# [EXERCISE]
Copy all of the material exactly. Pictures are not to appear in the copy.

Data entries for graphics
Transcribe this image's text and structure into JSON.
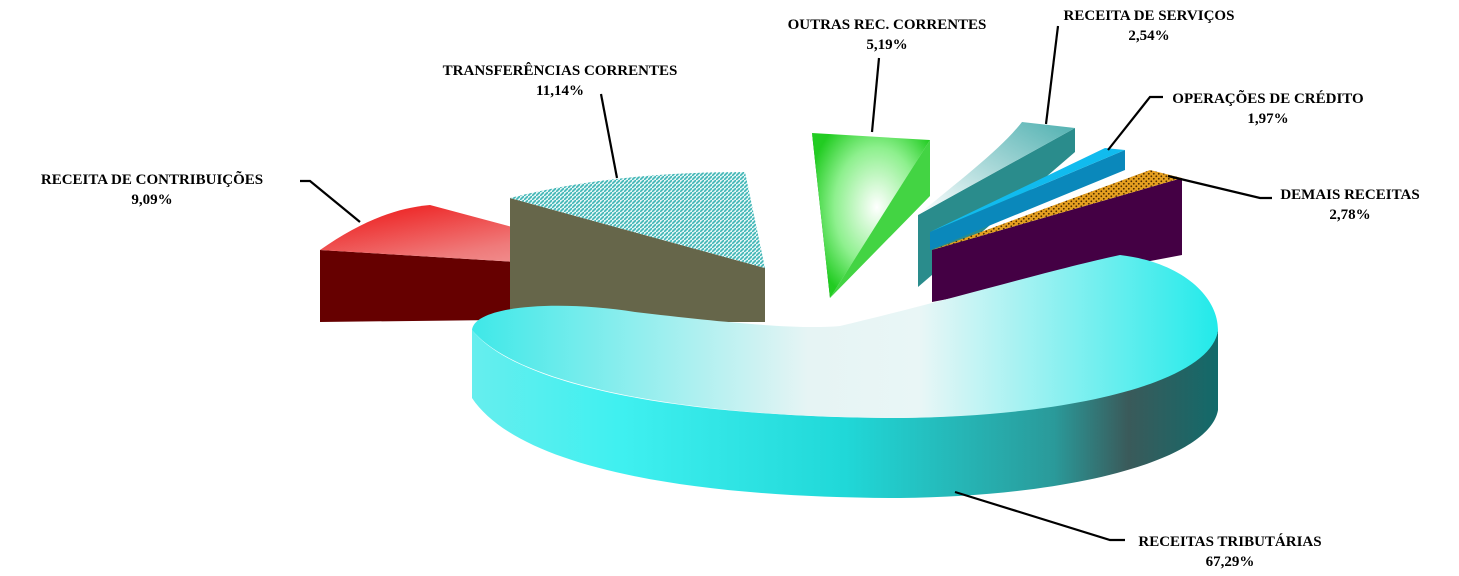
{
  "chart_data": {
    "type": "pie",
    "style": "3d-exploded",
    "slices": [
      {
        "label": "RECEITAS TRIBUTÁRIAS",
        "value_label": "67,29%",
        "value": 67.29,
        "color": "#22eaea",
        "side_color": "#1a8c8c"
      },
      {
        "label": "RECEITA DE CONTRIBUIÇÕES",
        "value_label": "9,09%",
        "value": 9.09,
        "color": "#ee3333",
        "side_color": "#660000"
      },
      {
        "label": "TRANSFERÊNCIAS CORRENTES",
        "value_label": "11,14%",
        "value": 11.14,
        "color": "#6fcfcf",
        "side_color": "#66664a"
      },
      {
        "label": "OUTRAS REC. CORRENTES",
        "value_label": "5,19%",
        "value": 5.19,
        "color": "#22dd22",
        "side_color": "#118811"
      },
      {
        "label": "RECEITA DE SERVIÇOS",
        "value_label": "2,54%",
        "value": 2.54,
        "color": "#5fb8b8",
        "side_color": "#2a8c8c"
      },
      {
        "label": "OPERAÇÕES DE CRÉDITO",
        "value_label": "1,97%",
        "value": 1.97,
        "color": "#11bbee",
        "side_color": "#0a88bb"
      },
      {
        "label": "DEMAIS RECEITAS",
        "value_label": "2,78%",
        "value": 2.78,
        "color": "#e6a020",
        "side_color": "#440044"
      }
    ]
  }
}
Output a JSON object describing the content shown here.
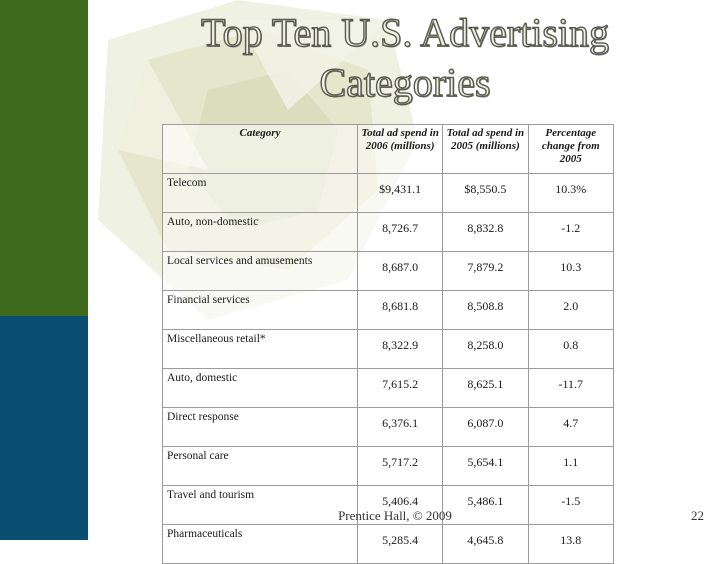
{
  "slide": {
    "title_line1": "Top Ten U.S. Advertising",
    "title_line2": "Categories",
    "footer": "Prentice Hall, © 2009",
    "page_number": "22"
  },
  "colors": {
    "accent_green": "#3f6a1e",
    "accent_blue": "#0a4f72",
    "watermark": "#e6e8d2"
  },
  "table": {
    "headers": [
      "Category",
      "Total ad spend in 2006 (millions)",
      "Total ad spend in 2005 (millions)",
      "Percentage change from 2005"
    ],
    "rows": [
      [
        "Telecom",
        "$9,431.1",
        "$8,550.5",
        "10.3%"
      ],
      [
        "Auto, non-domestic",
        "8,726.7",
        "8,832.8",
        "-1.2"
      ],
      [
        "Local services and amusements",
        "8,687.0",
        "7,879.2",
        "10.3"
      ],
      [
        "Financial services",
        "8,681.8",
        "8,508.8",
        "2.0"
      ],
      [
        "Miscellaneous retail*",
        "8,322.9",
        "8,258.0",
        "0.8"
      ],
      [
        "Auto, domestic",
        "7,615.2",
        "8,625.1",
        "-11.7"
      ],
      [
        "Direct response",
        "6,376.1",
        "6,087.0",
        "4.7"
      ],
      [
        "Personal care",
        "5,717.2",
        "5,654.1",
        "1.1"
      ],
      [
        "Travel and tourism",
        "5,406.4",
        "5,486.1",
        "-1.5"
      ],
      [
        "Pharmaceuticals",
        "5,285.4",
        "4,645.8",
        "13.8"
      ]
    ]
  }
}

# [FULL RESPONSE]
Transcribe this image's text and structure into JSON.
{
  "chart_data": {
    "type": "pie",
    "style": "3d-exploded",
    "slices": [
      {
        "label": "RECEITAS TRIBUTÁRIAS",
        "value_label": "67,29%",
        "value": 67.29,
        "color": "#22eaea",
        "side_color": "#1a8c8c"
      },
      {
        "label": "RECEITA DE CONTRIBUIÇÕES",
        "value_label": "9,09%",
        "value": 9.09,
        "color": "#ee3333",
        "side_color": "#660000"
      },
      {
        "label": "TRANSFERÊNCIAS CORRENTES",
        "value_label": "11,14%",
        "value": 11.14,
        "color": "#6fcfcf",
        "side_color": "#66664a"
      },
      {
        "label": "OUTRAS REC. CORRENTES",
        "value_label": "5,19%",
        "value": 5.19,
        "color": "#22dd22",
        "side_color": "#118811"
      },
      {
        "label": "RECEITA DE SERVIÇOS",
        "value_label": "2,54%",
        "value": 2.54,
        "color": "#5fb8b8",
        "side_color": "#2a8c8c"
      },
      {
        "label": "OPERAÇÕES DE CRÉDITO",
        "value_label": "1,97%",
        "value": 1.97,
        "color": "#11bbee",
        "side_color": "#0a88bb"
      },
      {
        "label": "DEMAIS RECEITAS",
        "value_label": "2,78%",
        "value": 2.78,
        "color": "#e6a020",
        "side_color": "#440044"
      }
    ]
  }
}
Output a JSON object describing the content shown here.
{
  "slide": {
    "title_line1": "Top Ten U.S. Advertising",
    "title_line2": "Categories",
    "footer": "Prentice Hall, © 2009",
    "page_number": "22"
  },
  "colors": {
    "accent_green": "#3f6a1e",
    "accent_blue": "#0a4f72",
    "watermark": "#e6e8d2"
  },
  "table": {
    "headers": [
      "Category",
      "Total ad spend in 2006 (millions)",
      "Total ad spend in 2005 (millions)",
      "Percentage change from 2005"
    ],
    "rows": [
      [
        "Telecom",
        "$9,431.1",
        "$8,550.5",
        "10.3%"
      ],
      [
        "Auto, non-domestic",
        "8,726.7",
        "8,832.8",
        "-1.2"
      ],
      [
        "Local services and amusements",
        "8,687.0",
        "7,879.2",
        "10.3"
      ],
      [
        "Financial services",
        "8,681.8",
        "8,508.8",
        "2.0"
      ],
      [
        "Miscellaneous retail*",
        "8,322.9",
        "8,258.0",
        "0.8"
      ],
      [
        "Auto, domestic",
        "7,615.2",
        "8,625.1",
        "-11.7"
      ],
      [
        "Direct response",
        "6,376.1",
        "6,087.0",
        "4.7"
      ],
      [
        "Personal care",
        "5,717.2",
        "5,654.1",
        "1.1"
      ],
      [
        "Travel and tourism",
        "5,406.4",
        "5,486.1",
        "-1.5"
      ],
      [
        "Pharmaceuticals",
        "5,285.4",
        "4,645.8",
        "13.8"
      ]
    ]
  }
}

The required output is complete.